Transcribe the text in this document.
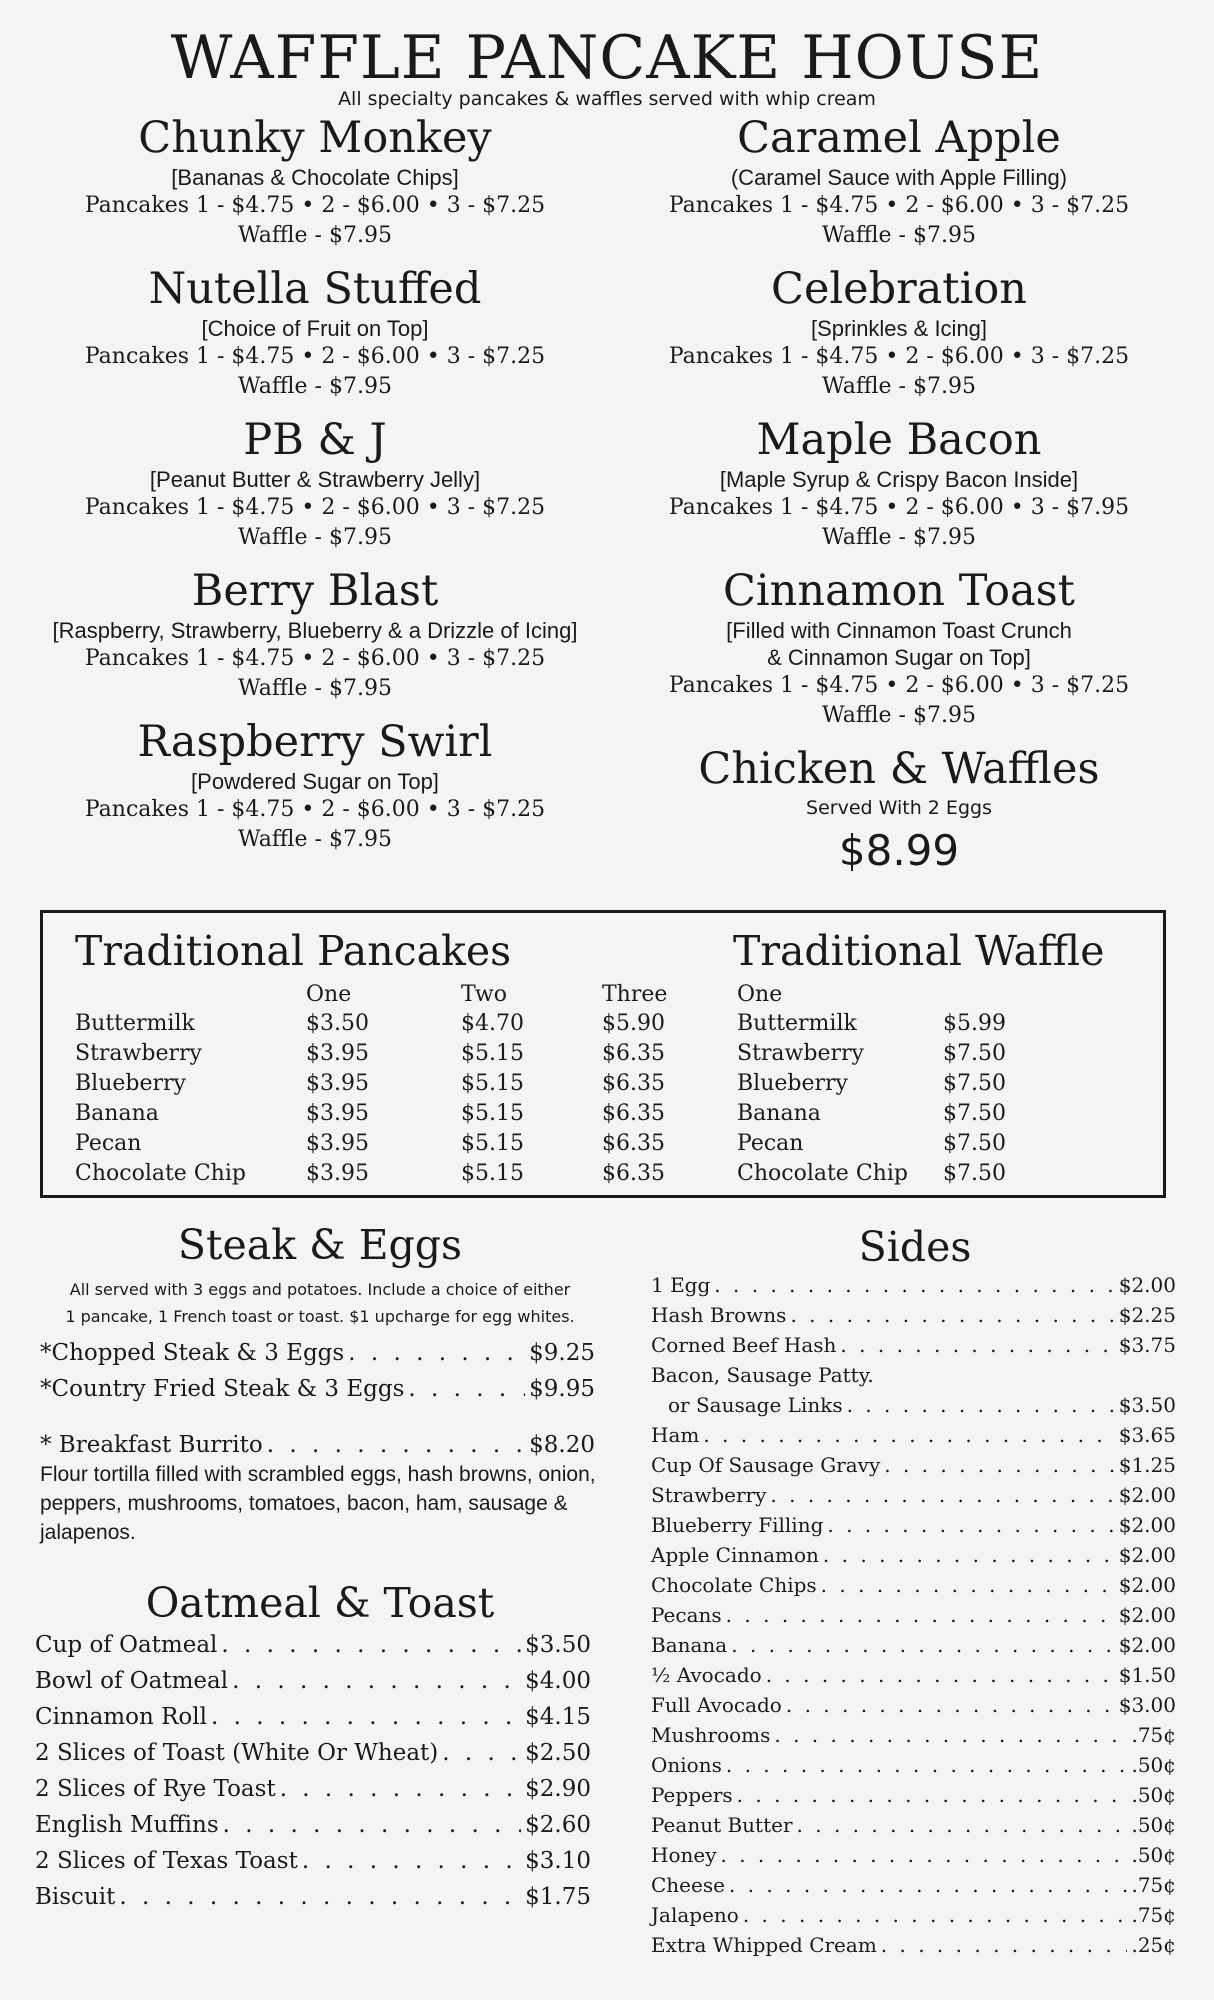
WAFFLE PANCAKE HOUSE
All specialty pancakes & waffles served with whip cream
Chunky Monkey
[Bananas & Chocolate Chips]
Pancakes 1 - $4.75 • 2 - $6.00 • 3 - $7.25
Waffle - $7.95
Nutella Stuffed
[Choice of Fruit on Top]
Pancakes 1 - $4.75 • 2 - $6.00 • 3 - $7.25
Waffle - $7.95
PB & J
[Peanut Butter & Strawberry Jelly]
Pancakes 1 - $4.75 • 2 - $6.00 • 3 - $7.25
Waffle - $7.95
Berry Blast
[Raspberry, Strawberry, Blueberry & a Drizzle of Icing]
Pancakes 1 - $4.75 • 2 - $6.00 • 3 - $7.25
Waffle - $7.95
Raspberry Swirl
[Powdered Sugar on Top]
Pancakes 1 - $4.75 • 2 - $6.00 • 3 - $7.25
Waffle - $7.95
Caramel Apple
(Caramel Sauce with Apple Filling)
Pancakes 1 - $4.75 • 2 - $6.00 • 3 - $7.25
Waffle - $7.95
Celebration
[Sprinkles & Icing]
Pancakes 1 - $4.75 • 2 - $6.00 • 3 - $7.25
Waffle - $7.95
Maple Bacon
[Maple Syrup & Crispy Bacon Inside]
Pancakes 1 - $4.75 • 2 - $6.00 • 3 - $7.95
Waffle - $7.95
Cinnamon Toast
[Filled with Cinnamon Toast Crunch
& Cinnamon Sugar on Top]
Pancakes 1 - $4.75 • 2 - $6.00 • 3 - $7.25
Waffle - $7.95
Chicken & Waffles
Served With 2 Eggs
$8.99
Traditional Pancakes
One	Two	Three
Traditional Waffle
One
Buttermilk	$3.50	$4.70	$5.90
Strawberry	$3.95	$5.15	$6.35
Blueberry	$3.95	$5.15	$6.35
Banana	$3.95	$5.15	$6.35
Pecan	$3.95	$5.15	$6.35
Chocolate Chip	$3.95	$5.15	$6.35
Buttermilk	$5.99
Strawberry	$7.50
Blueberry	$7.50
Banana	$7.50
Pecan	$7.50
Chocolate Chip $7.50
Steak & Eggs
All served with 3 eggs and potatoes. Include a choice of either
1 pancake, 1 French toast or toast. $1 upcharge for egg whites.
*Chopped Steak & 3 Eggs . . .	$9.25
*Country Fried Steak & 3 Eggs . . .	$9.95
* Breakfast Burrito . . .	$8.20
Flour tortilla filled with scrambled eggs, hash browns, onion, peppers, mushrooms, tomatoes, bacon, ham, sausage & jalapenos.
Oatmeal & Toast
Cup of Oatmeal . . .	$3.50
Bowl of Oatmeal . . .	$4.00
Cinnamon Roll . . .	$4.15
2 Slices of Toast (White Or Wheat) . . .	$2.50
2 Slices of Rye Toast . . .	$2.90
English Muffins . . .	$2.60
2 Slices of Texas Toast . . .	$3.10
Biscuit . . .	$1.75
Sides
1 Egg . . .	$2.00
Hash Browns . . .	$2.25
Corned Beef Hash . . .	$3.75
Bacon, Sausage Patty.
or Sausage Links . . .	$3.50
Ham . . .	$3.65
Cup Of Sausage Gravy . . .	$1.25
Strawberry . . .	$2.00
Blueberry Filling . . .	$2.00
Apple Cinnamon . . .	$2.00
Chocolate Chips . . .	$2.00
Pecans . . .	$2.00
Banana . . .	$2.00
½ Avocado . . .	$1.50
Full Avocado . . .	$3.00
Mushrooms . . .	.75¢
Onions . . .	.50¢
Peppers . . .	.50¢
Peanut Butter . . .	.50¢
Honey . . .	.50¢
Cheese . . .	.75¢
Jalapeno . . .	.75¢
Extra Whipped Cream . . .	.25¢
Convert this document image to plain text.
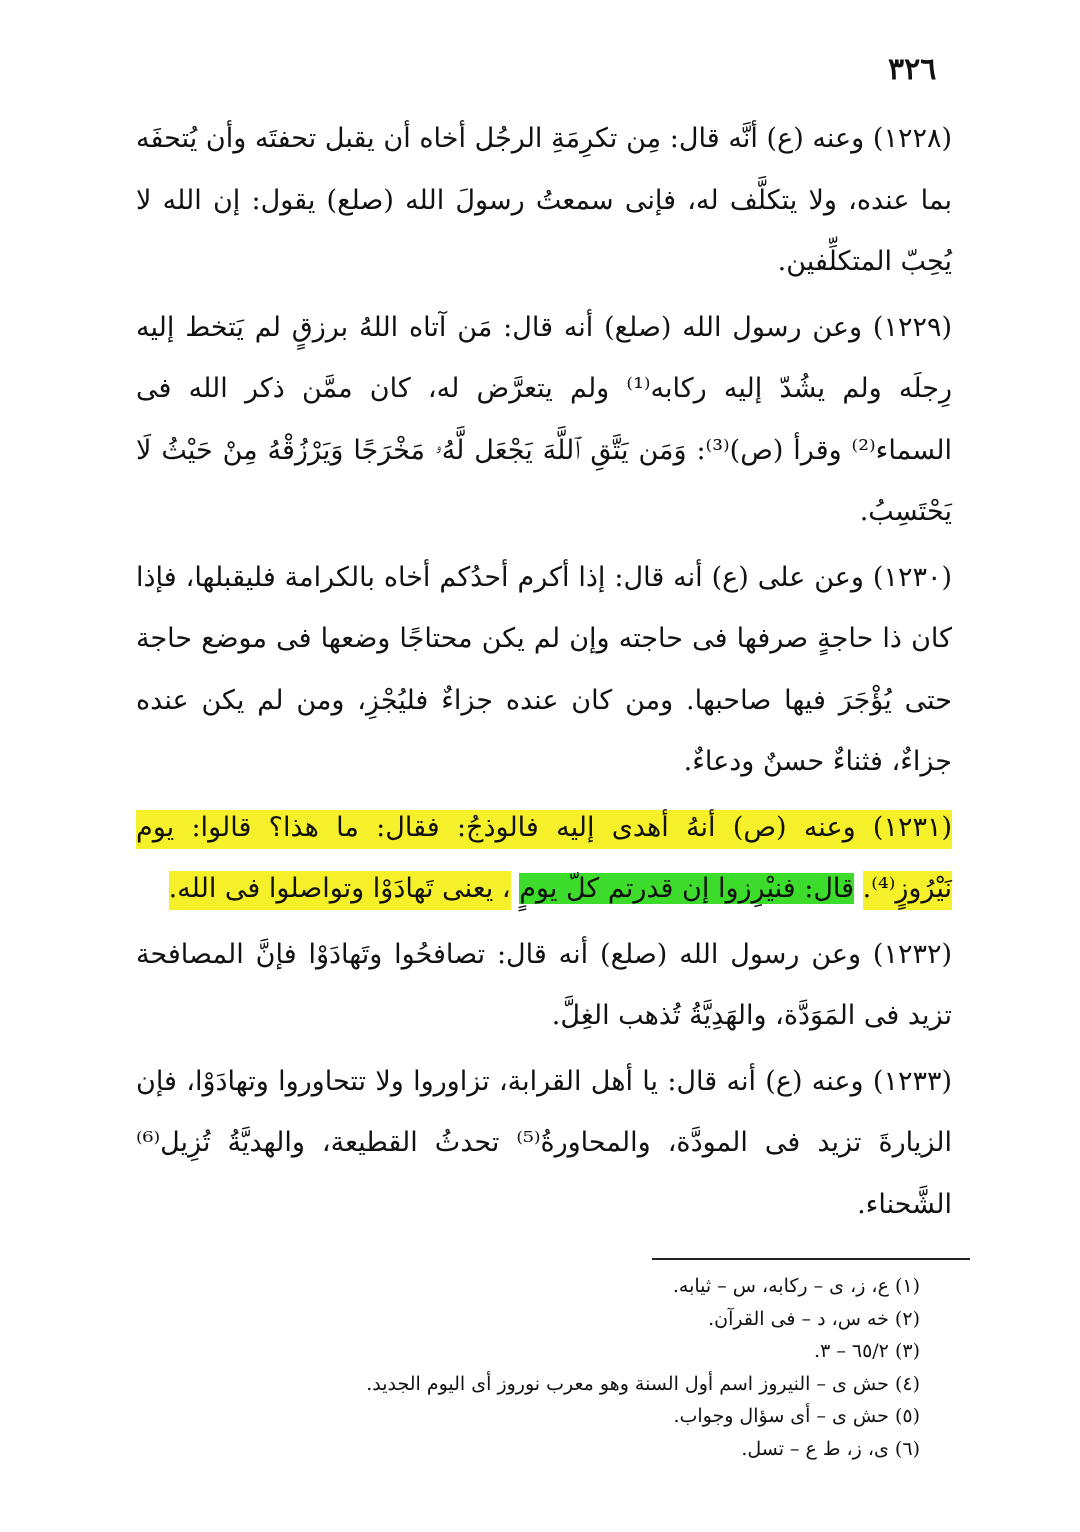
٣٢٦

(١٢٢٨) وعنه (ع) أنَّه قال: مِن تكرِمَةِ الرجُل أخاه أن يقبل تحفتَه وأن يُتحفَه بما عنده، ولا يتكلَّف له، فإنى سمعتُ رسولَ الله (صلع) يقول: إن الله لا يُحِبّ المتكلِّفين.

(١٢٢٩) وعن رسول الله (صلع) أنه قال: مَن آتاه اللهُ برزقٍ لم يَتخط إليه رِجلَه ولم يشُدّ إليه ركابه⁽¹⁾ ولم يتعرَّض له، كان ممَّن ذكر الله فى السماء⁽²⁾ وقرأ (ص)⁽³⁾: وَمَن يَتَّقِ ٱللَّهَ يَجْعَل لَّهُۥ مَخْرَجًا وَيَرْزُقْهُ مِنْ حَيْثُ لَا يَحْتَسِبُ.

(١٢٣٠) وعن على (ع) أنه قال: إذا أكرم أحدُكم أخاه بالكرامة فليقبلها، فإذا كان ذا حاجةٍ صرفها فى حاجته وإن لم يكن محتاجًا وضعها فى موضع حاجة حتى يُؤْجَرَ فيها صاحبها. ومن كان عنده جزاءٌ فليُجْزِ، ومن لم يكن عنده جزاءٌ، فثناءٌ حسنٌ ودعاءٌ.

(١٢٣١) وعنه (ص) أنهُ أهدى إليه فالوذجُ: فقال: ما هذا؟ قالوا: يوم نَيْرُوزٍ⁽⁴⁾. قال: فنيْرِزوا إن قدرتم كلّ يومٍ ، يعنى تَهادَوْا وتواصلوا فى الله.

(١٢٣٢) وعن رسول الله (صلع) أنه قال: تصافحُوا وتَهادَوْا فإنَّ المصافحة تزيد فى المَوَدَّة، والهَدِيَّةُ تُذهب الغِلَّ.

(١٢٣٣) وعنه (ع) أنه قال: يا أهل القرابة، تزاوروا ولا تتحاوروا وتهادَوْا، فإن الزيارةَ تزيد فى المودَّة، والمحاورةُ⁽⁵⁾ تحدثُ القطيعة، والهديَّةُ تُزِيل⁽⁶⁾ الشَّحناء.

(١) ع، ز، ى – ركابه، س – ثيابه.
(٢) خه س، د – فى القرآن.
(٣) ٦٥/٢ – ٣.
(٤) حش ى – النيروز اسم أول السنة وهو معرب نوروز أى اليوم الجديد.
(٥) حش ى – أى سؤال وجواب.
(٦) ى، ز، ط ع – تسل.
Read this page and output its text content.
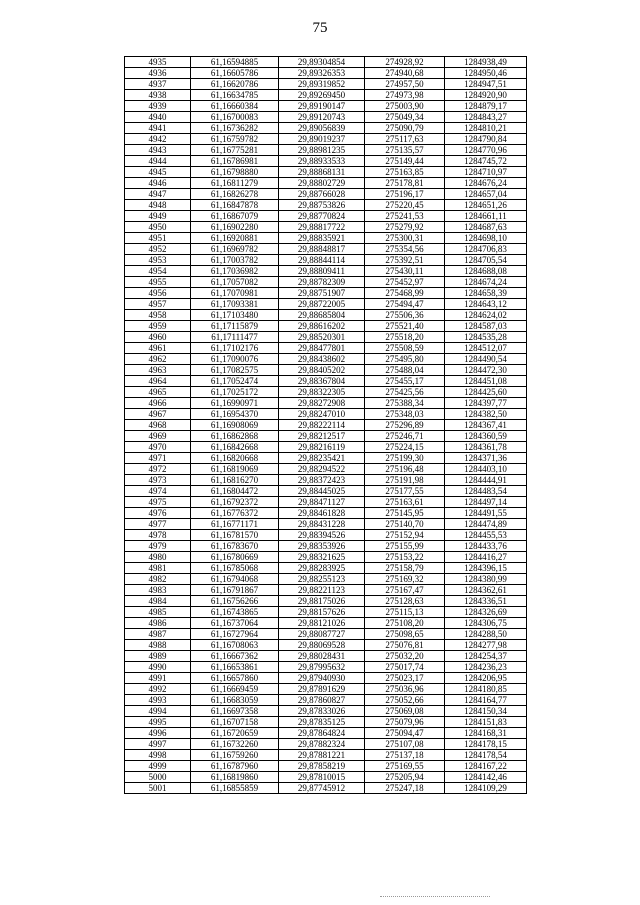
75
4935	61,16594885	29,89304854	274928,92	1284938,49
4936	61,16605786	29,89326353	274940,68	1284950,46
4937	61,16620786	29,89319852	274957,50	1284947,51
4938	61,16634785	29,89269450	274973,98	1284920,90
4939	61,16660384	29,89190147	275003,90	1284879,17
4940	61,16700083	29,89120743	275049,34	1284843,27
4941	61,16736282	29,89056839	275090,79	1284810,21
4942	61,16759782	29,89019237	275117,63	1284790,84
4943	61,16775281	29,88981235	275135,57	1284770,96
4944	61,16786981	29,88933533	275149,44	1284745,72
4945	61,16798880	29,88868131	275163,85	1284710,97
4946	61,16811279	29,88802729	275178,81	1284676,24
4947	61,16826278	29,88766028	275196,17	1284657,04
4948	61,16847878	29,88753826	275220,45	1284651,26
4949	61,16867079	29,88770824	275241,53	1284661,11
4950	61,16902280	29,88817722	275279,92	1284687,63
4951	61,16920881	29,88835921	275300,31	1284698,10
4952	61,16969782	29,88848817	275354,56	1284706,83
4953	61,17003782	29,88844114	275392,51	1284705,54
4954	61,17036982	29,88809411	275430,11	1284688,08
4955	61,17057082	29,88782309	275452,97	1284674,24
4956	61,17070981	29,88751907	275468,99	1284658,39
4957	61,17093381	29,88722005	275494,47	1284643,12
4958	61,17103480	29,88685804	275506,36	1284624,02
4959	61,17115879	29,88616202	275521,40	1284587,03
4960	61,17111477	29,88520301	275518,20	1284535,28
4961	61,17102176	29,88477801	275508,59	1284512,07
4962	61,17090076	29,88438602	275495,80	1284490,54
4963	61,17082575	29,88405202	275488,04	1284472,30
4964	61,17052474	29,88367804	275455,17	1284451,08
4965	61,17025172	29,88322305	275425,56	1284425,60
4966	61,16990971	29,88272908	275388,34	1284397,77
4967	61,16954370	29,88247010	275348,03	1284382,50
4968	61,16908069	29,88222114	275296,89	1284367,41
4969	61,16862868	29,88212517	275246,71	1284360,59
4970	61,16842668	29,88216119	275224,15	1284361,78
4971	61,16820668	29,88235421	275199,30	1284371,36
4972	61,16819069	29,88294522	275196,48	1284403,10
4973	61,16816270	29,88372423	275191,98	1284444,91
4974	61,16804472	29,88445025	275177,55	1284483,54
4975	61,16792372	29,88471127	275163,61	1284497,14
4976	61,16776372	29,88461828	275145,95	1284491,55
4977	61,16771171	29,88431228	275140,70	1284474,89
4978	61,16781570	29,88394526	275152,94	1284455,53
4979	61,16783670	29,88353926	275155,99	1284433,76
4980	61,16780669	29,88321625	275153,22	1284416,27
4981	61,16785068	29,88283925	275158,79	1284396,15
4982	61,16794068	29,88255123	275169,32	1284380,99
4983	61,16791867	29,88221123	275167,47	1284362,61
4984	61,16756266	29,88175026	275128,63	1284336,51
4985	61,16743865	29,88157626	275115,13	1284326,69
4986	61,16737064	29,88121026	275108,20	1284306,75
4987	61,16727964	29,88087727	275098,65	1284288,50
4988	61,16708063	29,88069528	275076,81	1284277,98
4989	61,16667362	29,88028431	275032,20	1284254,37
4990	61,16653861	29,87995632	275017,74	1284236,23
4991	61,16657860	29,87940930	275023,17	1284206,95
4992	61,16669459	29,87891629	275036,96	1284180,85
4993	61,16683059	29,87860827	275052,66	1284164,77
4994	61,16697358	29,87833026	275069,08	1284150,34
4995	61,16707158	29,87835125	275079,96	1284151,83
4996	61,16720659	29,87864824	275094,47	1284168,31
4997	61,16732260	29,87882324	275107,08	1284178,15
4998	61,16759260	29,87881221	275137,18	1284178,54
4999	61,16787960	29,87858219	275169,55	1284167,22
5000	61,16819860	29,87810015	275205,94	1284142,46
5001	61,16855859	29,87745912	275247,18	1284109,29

┄┄┄┄┄┄┄┄┄┄

◆ GIVEN EXERCISE: Report how many lines in the listing include the word "Peanut". Give nothing but the count.

◆ RESULT: 2